Material to process start
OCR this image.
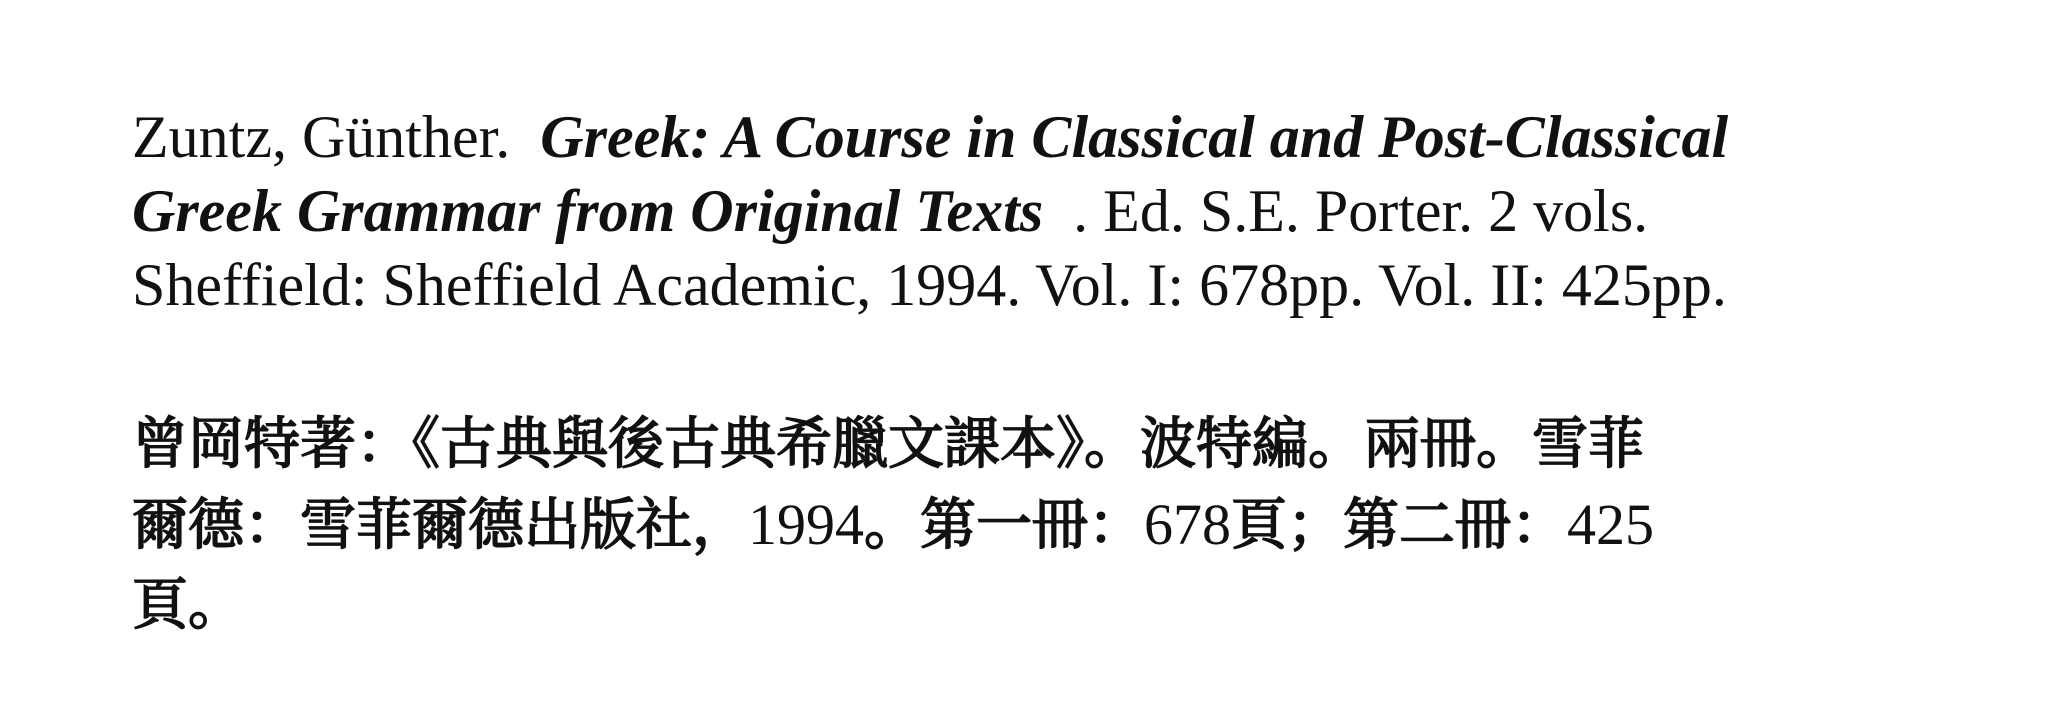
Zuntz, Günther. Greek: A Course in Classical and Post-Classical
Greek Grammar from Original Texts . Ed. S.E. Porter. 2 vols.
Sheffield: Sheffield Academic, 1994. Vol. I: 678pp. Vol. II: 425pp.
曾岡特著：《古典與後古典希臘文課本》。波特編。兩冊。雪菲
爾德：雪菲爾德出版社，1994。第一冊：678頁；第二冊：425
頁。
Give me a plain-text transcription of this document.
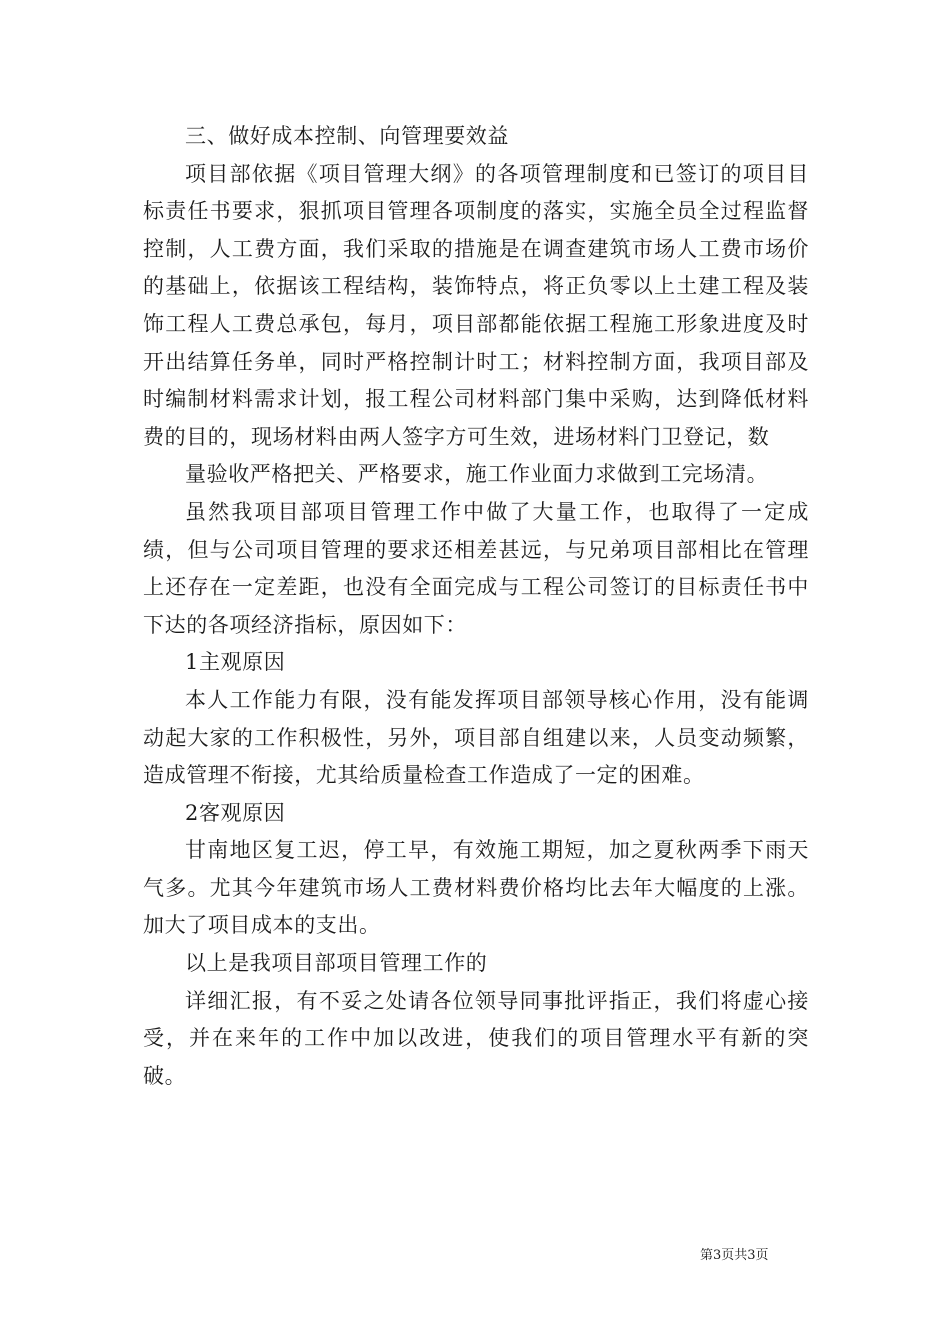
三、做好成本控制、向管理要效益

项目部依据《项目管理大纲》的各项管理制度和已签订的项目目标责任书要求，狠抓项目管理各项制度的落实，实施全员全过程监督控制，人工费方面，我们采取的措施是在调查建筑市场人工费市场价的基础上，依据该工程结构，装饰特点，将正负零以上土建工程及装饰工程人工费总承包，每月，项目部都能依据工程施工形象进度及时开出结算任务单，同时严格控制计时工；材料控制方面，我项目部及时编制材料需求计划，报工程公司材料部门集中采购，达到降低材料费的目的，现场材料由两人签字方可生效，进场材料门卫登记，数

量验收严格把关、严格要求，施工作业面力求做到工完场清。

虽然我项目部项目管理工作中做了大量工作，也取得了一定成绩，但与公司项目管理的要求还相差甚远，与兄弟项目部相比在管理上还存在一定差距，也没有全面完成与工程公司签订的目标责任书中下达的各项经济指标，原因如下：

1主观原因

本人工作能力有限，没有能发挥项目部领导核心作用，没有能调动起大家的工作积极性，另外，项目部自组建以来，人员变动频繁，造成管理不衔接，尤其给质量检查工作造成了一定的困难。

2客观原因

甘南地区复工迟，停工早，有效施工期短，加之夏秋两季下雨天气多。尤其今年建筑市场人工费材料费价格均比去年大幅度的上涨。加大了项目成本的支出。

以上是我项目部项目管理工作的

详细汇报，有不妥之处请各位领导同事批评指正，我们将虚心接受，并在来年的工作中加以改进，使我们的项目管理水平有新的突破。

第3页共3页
Material to process end
◆ Problem to solve: Reproduce all of the entries word for word, skipping any pictures they hold.

◆ Result:
OCR this image.
Zuntz, Günther. Greek: A Course in Classical and Post-Classical
Greek Grammar from Original Texts . Ed. S.E. Porter. 2 vols.
Sheffield: Sheffield Academic, 1994. Vol. I: 678pp. Vol. II: 425pp.
曾岡特著：《古典與後古典希臘文課本》。波特編。兩冊。雪菲
爾德：雪菲爾德出版社，1994。第一冊：678頁；第二冊：425
頁。
Give me a plain-text transcription of this document.
三、做好成本控制、向管理要效益

项目部依据《项目管理大纲》的各项管理制度和已签订的项目目标责任书要求，狠抓项目管理各项制度的落实，实施全员全过程监督控制，人工费方面，我们采取的措施是在调查建筑市场人工费市场价的基础上，依据该工程结构，装饰特点，将正负零以上土建工程及装饰工程人工费总承包，每月，项目部都能依据工程施工形象进度及时开出结算任务单，同时严格控制计时工；材料控制方面，我项目部及时编制材料需求计划，报工程公司材料部门集中采购，达到降低材料费的目的，现场材料由两人签字方可生效，进场材料门卫登记，数

量验收严格把关、严格要求，施工作业面力求做到工完场清。

虽然我项目部项目管理工作中做了大量工作，也取得了一定成绩，但与公司项目管理的要求还相差甚远，与兄弟项目部相比在管理上还存在一定差距，也没有全面完成与工程公司签订的目标责任书中下达的各项经济指标，原因如下：

1主观原因

本人工作能力有限，没有能发挥项目部领导核心作用，没有能调动起大家的工作积极性，另外，项目部自组建以来，人员变动频繁，造成管理不衔接，尤其给质量检查工作造成了一定的困难。

2客观原因

甘南地区复工迟，停工早，有效施工期短，加之夏秋两季下雨天气多。尤其今年建筑市场人工费材料费价格均比去年大幅度的上涨。加大了项目成本的支出。

以上是我项目部项目管理工作的

详细汇报，有不妥之处请各位领导同事批评指正，我们将虚心接受，并在来年的工作中加以改进，使我们的项目管理水平有新的突破。

第3页共3页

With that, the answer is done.